:: A run of records ::
§

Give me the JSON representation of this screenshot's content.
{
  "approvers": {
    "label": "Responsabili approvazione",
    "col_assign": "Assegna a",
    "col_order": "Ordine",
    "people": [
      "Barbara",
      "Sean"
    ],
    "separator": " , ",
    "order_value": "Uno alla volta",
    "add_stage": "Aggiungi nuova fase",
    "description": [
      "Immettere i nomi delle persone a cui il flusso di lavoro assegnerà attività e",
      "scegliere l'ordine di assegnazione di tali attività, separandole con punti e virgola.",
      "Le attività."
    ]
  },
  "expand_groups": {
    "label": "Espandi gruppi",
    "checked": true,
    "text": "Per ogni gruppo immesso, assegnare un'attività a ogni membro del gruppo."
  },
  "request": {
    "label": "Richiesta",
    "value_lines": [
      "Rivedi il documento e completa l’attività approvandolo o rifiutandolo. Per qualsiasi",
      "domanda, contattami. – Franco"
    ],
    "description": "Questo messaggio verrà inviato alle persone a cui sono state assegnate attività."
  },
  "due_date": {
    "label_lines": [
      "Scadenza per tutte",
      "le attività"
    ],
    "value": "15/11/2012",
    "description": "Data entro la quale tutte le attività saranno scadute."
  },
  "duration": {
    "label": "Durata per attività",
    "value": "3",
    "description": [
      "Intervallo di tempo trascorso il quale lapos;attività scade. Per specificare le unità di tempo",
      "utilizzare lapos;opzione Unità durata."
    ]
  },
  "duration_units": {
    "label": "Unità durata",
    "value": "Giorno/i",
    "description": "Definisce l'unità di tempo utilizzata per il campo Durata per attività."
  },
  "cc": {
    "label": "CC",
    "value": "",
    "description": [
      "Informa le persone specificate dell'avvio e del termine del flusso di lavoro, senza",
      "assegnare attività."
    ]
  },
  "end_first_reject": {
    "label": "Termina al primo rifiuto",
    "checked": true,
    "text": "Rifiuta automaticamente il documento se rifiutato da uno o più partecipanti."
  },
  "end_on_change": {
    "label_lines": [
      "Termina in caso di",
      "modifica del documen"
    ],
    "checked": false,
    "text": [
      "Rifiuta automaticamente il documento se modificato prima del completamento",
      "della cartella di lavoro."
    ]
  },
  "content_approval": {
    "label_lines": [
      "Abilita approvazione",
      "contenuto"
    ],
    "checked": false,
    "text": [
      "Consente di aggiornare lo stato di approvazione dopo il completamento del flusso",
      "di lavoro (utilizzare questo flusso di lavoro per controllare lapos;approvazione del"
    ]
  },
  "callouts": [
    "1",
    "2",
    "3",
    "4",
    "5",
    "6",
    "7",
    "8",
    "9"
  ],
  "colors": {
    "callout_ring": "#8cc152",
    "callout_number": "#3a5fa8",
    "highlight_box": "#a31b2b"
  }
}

§

:: WORK TO DO ::
Please reproduce the entire listing, exactly as shown.

:: RESPONSE TO THIS TASK ::
Give me the JSON representation of this screenshot's content.
{
  "approvers": {
    "label": "Responsabili approvazione",
    "col_assign": "Assegna a",
    "col_order": "Ordine",
    "people": [
      "Barbara",
      "Sean"
    ],
    "separator": " , ",
    "order_value": "Uno alla volta",
    "add_stage": "Aggiungi nuova fase",
    "description": [
      "Immettere i nomi delle persone a cui il flusso di lavoro assegnerà attività e",
      "scegliere l'ordine di assegnazione di tali attività, separandole con punti e virgola.",
      "Le attività."
    ]
  },
  "expand_groups": {
    "label": "Espandi gruppi",
    "checked": true,
    "text": "Per ogni gruppo immesso, assegnare un'attività a ogni membro del gruppo."
  },
  "request": {
    "label": "Richiesta",
    "value_lines": [
      "Rivedi il documento e completa l’attività approvandolo o rifiutandolo. Per qualsiasi",
      "domanda, contattami. – Franco"
    ],
    "description": "Questo messaggio verrà inviato alle persone a cui sono state assegnate attività."
  },
  "due_date": {
    "label_lines": [
      "Scadenza per tutte",
      "le attività"
    ],
    "value": "15/11/2012",
    "description": "Data entro la quale tutte le attività saranno scadute."
  },
  "duration": {
    "label": "Durata per attività",
    "value": "3",
    "description": [
      "Intervallo di tempo trascorso il quale lapos;attività scade. Per specificare le unità di tempo",
      "utilizzare lapos;opzione Unità durata."
    ]
  },
  "duration_units": {
    "label": "Unità durata",
    "value": "Giorno/i",
    "description": "Definisce l'unità di tempo utilizzata per il campo Durata per attività."
  },
  "cc": {
    "label": "CC",
    "value": "",
    "description": [
      "Informa le persone specificate dell'avvio e del termine del flusso di lavoro, senza",
      "assegnare attività."
    ]
  },
  "end_first_reject": {
    "label": "Termina al primo rifiuto",
    "checked": true,
    "text": "Rifiuta automaticamente il documento se rifiutato da uno o più partecipanti."
  },
  "end_on_change": {
    "label_lines": [
      "Termina in caso di",
      "modifica del documen"
    ],
    "checked": false,
    "text": [
      "Rifiuta automaticamente il documento se modificato prima del completamento",
      "della cartella di lavoro."
    ]
  },
  "content_approval": {
    "label_lines": [
      "Abilita approvazione",
      "contenuto"
    ],
    "checked": false,
    "text": [
      "Consente di aggiornare lo stato di approvazione dopo il completamento del flusso",
      "di lavoro (utilizzare questo flusso di lavoro per controllare lapos;approvazione del"
    ]
  },
  "callouts": [
    "1",
    "2",
    "3",
    "4",
    "5",
    "6",
    "7",
    "8",
    "9"
  ],
  "colors": {
    "callout_ring": "#8cc152",
    "callout_number": "#3a5fa8",
    "highlight_box": "#a31b2b"
  }
}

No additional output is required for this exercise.